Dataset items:
■ ■ ■ ■

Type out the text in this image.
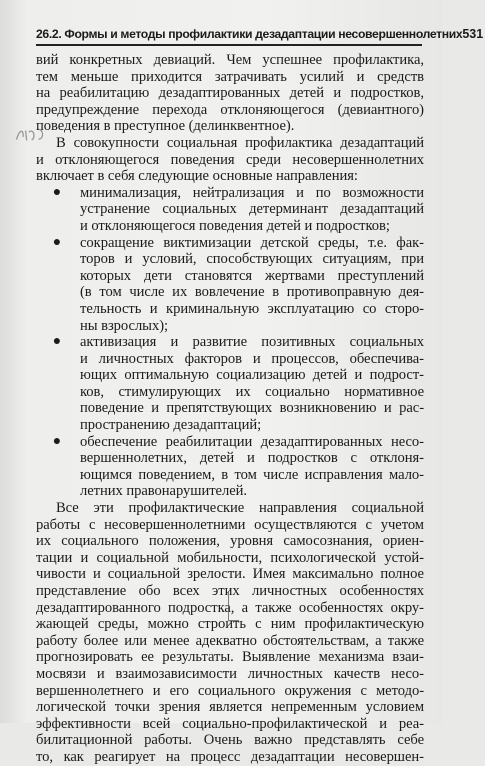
26.2. Формы и методы профилактики дезадаптации несовершеннолетних 531
вий конкретных девиаций. Чем успешнее профилактика,
тем меньше приходится затрачивать усилий и средств
на реабилитацию дезадаптированных детей и подростков,
предупреждение перехода отклоняющегося (девиантного)
поведения в преступное (делинквентное).
В совокупности социальная профилактика дезадаптаций
и отклоняющегося поведения среди несовершеннолетних
включает в себя следующие основные направления:
●	минимализация, нейтрализация и по возможности
устранение социальных детерминант дезадаптаций
и отклоняющегося поведения детей и подростков;
●	сокращение виктимизации детской среды, т.е. фак-
торов и условий, способствующих ситуациям, при
которых дети становятся жертвами преступлений
(в том числе их вовлечение в противоправную дея-
тельность и криминальную эксплуатацию со сторо-
ны взрослых);
●	активизация и развитие позитивных социальных
и личностных факторов и процессов, обеспечива-
ющих оптимальную социализацию детей и подрост-
ков, стимулирующих их социально нормативное
поведение и препятствующих возникновению и рас-
пространению дезадаптаций;
●	обеспечение реабилитации дезадаптированных несо-
вершеннолетних, детей и подростков с отклоня-
ющимся поведением, в том числе исправления мало-
летних правонарушителей.
Все эти профилактические направления социальной
работы с несовершеннолетними осуществляются с учетом
их социального положения, уровня самосознания, ориен-
тации и социальной мобильности, психологической устой-
чивости и социальной зрелости. Имея максимально полное
представление обо всех этих личностных особенностях
дезадаптированного подростка, а также особенностях окру-
жающей среды, можно строить с ним профилактическую
работу более или менее адекватно обстоятельствам, а также
прогнозировать ее результаты. Выявление механизма взаи-
мосвязи и взаимозависимости личностных качеств несо-
вершеннолетнего и его социального окружения с методо-
логической точки зрения является непременным условием
эффективности всей социально-профилактической и реа-
билитационной работы. Очень важно представлять себе
то, как реагирует на процесс дезадаптации несовершен-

■ ■ ■ ■

Exercise instructions:
From the listing, copy each line containing the word "детей".

Solution:
на реабилитацию дезадаптированных детей и подростков,
и отклоняющегося поведения детей и подростков;
ющих оптимальную социализацию детей и подрост-
вершеннолетних, детей и подростков с отклоня-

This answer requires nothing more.